### WHAT IS EXPECTED
Extract every one of the following lines word for word, leaving out the pictures.

### STORED RECORDS

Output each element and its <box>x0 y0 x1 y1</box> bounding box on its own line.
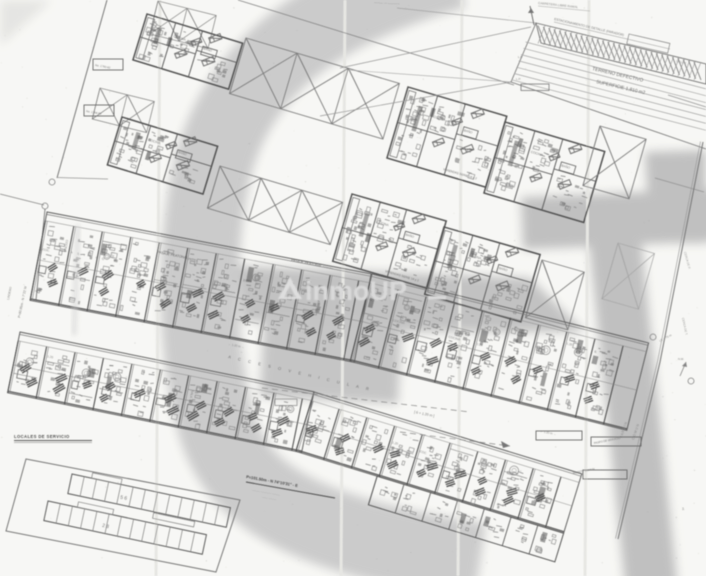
svg-text:inmoUP: inmoUP <box>305 276 407 306</box>
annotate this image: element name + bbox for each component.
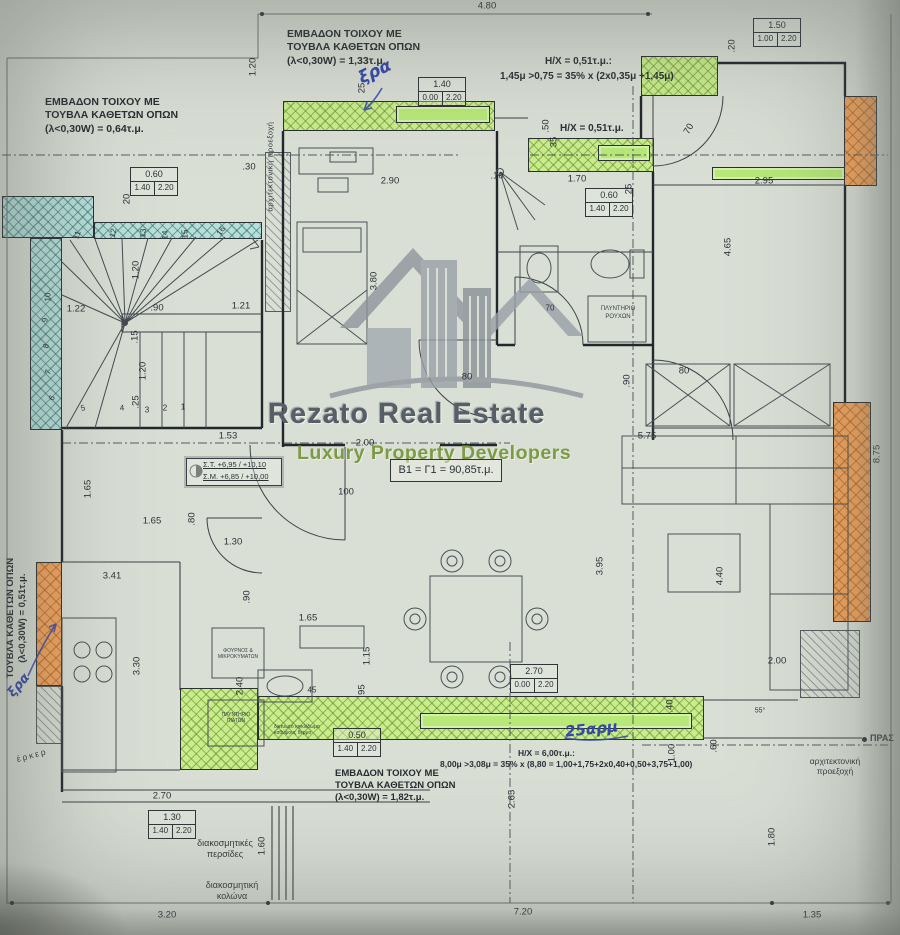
- dimension-label: .20: [727, 39, 738, 52]
- dimension-label: 12: [108, 228, 119, 239]
- dimension-label: 1.21: [232, 301, 251, 312]
- dimension-label: 3: [145, 406, 149, 415]
- dimension-label: 1.60: [257, 837, 268, 856]
- dimension-label: 8.75: [872, 445, 883, 464]
- dimension-label: 1.53: [219, 431, 238, 442]
- floorplan-canvas: Rezato Real Estate Luxury Property Devel…: [0, 0, 900, 935]
- dimension-label: 35: [549, 137, 560, 148]
- dimension-label: .80: [187, 512, 198, 525]
- dimension-label: .95: [357, 684, 368, 697]
- dimension-label: 6: [47, 394, 57, 402]
- dimension-label: 1.70: [568, 174, 587, 185]
- dimension-label: 20: [122, 194, 133, 205]
- dimension-label: 4.80: [478, 1, 497, 12]
- dimension-label: 2.90: [381, 176, 400, 187]
- dimension-label: 5.75: [638, 431, 657, 442]
- dimension-label: 2.70: [153, 791, 172, 802]
- dimension-label: 15: [181, 230, 190, 239]
- dimension-label: 1.35: [803, 910, 822, 921]
- dimension-label: 2.40: [235, 677, 246, 696]
- dimension-label: .30: [242, 162, 255, 173]
- dimension-label: 3.41: [103, 571, 122, 582]
- dimension-label: 7: [43, 368, 53, 375]
- dimension-label: 80: [679, 366, 690, 377]
- dimension-label: 3.95: [595, 557, 606, 576]
- dimension-label: .15: [130, 330, 141, 343]
- dimension-label: 70: [682, 122, 697, 137]
- dimension-label: 1.00: [667, 744, 678, 763]
- dimension-label: 1.22: [67, 304, 86, 315]
- dimension-layer: 4.80.202.90.101.70252.952025.5035704.653…: [0, 0, 900, 935]
- dimension-label: .25: [131, 395, 142, 408]
- dimension-label: 25: [624, 184, 635, 195]
- dimension-label: 3.30: [132, 657, 143, 676]
- dimension-label: 2.00: [356, 438, 375, 449]
- dimension-label: 16: [215, 225, 227, 237]
- dimension-label: 13: [138, 228, 148, 238]
- dimension-label: 11: [71, 230, 82, 241]
- dimension-label: 3.80: [369, 272, 380, 291]
- dimension-label: 4.65: [723, 238, 734, 257]
- dimension-label: 3.20: [158, 910, 177, 921]
- dimension-label: 55°: [755, 708, 766, 715]
- dimension-label: .90: [150, 303, 163, 314]
- dimension-label: .90: [622, 374, 633, 387]
- dimension-label: 1: [181, 403, 185, 412]
- dimension-label: .40: [665, 699, 676, 712]
- dimension-label: 1.65: [83, 480, 94, 499]
- dimension-label: 10: [44, 293, 53, 302]
- dimension-label: .10: [490, 171, 503, 182]
- dimension-label: 14: [160, 230, 169, 239]
- dimension-label: 8: [41, 343, 51, 349]
- dimension-label: 1.65: [143, 516, 162, 527]
- dimension-label: .60: [709, 739, 720, 752]
- dimension-label: 45: [308, 686, 317, 695]
- dimension-label: 100: [338, 487, 354, 498]
- dimension-label: 9: [40, 317, 49, 322]
- dimension-label: 25: [357, 83, 368, 94]
- dimension-label: 5: [80, 403, 87, 413]
- dimension-label: .90: [242, 590, 253, 603]
- dimension-label: 1.20: [248, 58, 259, 77]
- dimension-label: 1.30: [224, 537, 243, 548]
- dimension-label: 4.40: [715, 567, 726, 586]
- dimension-label: 2.65: [507, 790, 518, 809]
- dimension-label: 2.95: [755, 176, 774, 187]
- dimension-label: 7.20: [514, 907, 533, 918]
- dimension-label: 2.00: [768, 656, 787, 667]
- dimension-label: 1.20: [138, 362, 149, 381]
- dimension-label: 1.20: [131, 261, 142, 280]
- dimension-label: .50: [541, 119, 552, 132]
- dimension-label: 80: [462, 372, 473, 383]
- dimension-label: 4: [119, 403, 124, 412]
- dimension-label: 70: [546, 304, 555, 313]
- dimension-label: 1.80: [767, 828, 778, 847]
- dimension-label: 1.65: [299, 613, 318, 624]
- dimension-label: 2: [163, 404, 167, 413]
- dimension-label: 1.15: [362, 647, 373, 666]
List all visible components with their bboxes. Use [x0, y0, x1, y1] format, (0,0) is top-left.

### OUTPUT FOR THIS TASK
Output each element and its <box>x0 y0 x1 y1</box> bounding box on its own line.
svg-text:inmoUP: inmoUP <box>305 276 407 306</box>
annotate this image: element name + bbox for each component.
- dimension-label: .20: [727, 39, 738, 52]
- dimension-label: 12: [108, 228, 119, 239]
- dimension-label: 1.21: [232, 301, 251, 312]
- dimension-label: 3: [145, 406, 149, 415]
- dimension-label: 1.60: [257, 837, 268, 856]
- dimension-label: 8.75: [872, 445, 883, 464]
- dimension-label: 1.53: [219, 431, 238, 442]
- floorplan-canvas: Rezato Real Estate Luxury Property Devel…: [0, 0, 900, 935]
- dimension-label: 35: [549, 137, 560, 148]
- dimension-label: .80: [187, 512, 198, 525]
- dimension-label: .95: [357, 684, 368, 697]
- dimension-label: 6: [47, 394, 57, 402]
- dimension-label: 1.70: [568, 174, 587, 185]
- dimension-label: 20: [122, 194, 133, 205]
- dimension-label: 4.80: [478, 1, 497, 12]
- dimension-label: 2.90: [381, 176, 400, 187]
- dimension-label: 5.75: [638, 431, 657, 442]
- dimension-label: 2.70: [153, 791, 172, 802]
- dimension-label: 15: [181, 230, 190, 239]
- dimension-label: 1.35: [803, 910, 822, 921]
- dimension-label: 2.40: [235, 677, 246, 696]
- dimension-label: .30: [242, 162, 255, 173]
- dimension-label: 3.41: [103, 571, 122, 582]
- dimension-label: 7: [43, 368, 53, 375]
- dimension-label: 80: [679, 366, 690, 377]
- dimension-label: 3.95: [595, 557, 606, 576]
- dimension-label: .15: [130, 330, 141, 343]
- dimension-label: 70: [682, 122, 697, 137]
- dimension-label: 1.00: [667, 744, 678, 763]
- dimension-label: 1.22: [67, 304, 86, 315]
- dimension-layer: 4.80.202.90.101.70252.952025.5035704.653…: [0, 0, 900, 935]
- dimension-label: .25: [131, 395, 142, 408]
- dimension-label: 25: [624, 184, 635, 195]
- dimension-label: 3.30: [132, 657, 143, 676]
- dimension-label: 2.00: [356, 438, 375, 449]
- dimension-label: 16: [215, 225, 227, 237]
- dimension-label: 13: [138, 228, 148, 238]
- dimension-label: 11: [71, 230, 82, 241]
- dimension-label: 3.80: [369, 272, 380, 291]
- dimension-label: 4.65: [723, 238, 734, 257]
- dimension-label: 3.20: [158, 910, 177, 921]
- dimension-label: 55°: [755, 708, 766, 715]
- dimension-label: .90: [150, 303, 163, 314]
- dimension-label: .90: [622, 374, 633, 387]
- dimension-label: 1: [181, 403, 185, 412]
- dimension-label: .40: [665, 699, 676, 712]
- dimension-label: 1.65: [83, 480, 94, 499]
- dimension-label: 10: [44, 293, 53, 302]
- dimension-label: .10: [490, 171, 503, 182]
- dimension-label: 14: [160, 230, 169, 239]
- dimension-label: 8: [41, 343, 51, 349]
- dimension-label: 1.65: [143, 516, 162, 527]
- dimension-label: .60: [709, 739, 720, 752]
- dimension-label: 45: [308, 686, 317, 695]
- dimension-label: 100: [338, 487, 354, 498]
- dimension-label: 9: [40, 317, 49, 322]
- dimension-label: 25: [357, 83, 368, 94]
- dimension-label: 5: [80, 403, 87, 413]
- dimension-label: .90: [242, 590, 253, 603]
- dimension-label: 1.20: [248, 58, 259, 77]
- dimension-label: 1.30: [224, 537, 243, 548]
- dimension-label: 4.40: [715, 567, 726, 586]
- dimension-label: 2.65: [507, 790, 518, 809]
- dimension-label: 2.95: [755, 176, 774, 187]
- dimension-label: 7.20: [514, 907, 533, 918]
- dimension-label: 2.00: [768, 656, 787, 667]
- dimension-label: 1.20: [138, 362, 149, 381]
- dimension-label: 1.20: [131, 261, 142, 280]
- dimension-label: .50: [541, 119, 552, 132]
- dimension-label: 80: [462, 372, 473, 383]
- dimension-label: 4: [119, 403, 124, 412]
- dimension-label: 70: [546, 304, 555, 313]
- dimension-label: 1.80: [767, 828, 778, 847]
- dimension-label: 1.65: [299, 613, 318, 624]
- dimension-label: 2: [163, 404, 167, 413]
- dimension-label: 1.15: [362, 647, 373, 666]
List all visible components with their bboxes. Use [x0, y0, x1, y1] format, (0,0) is top-left.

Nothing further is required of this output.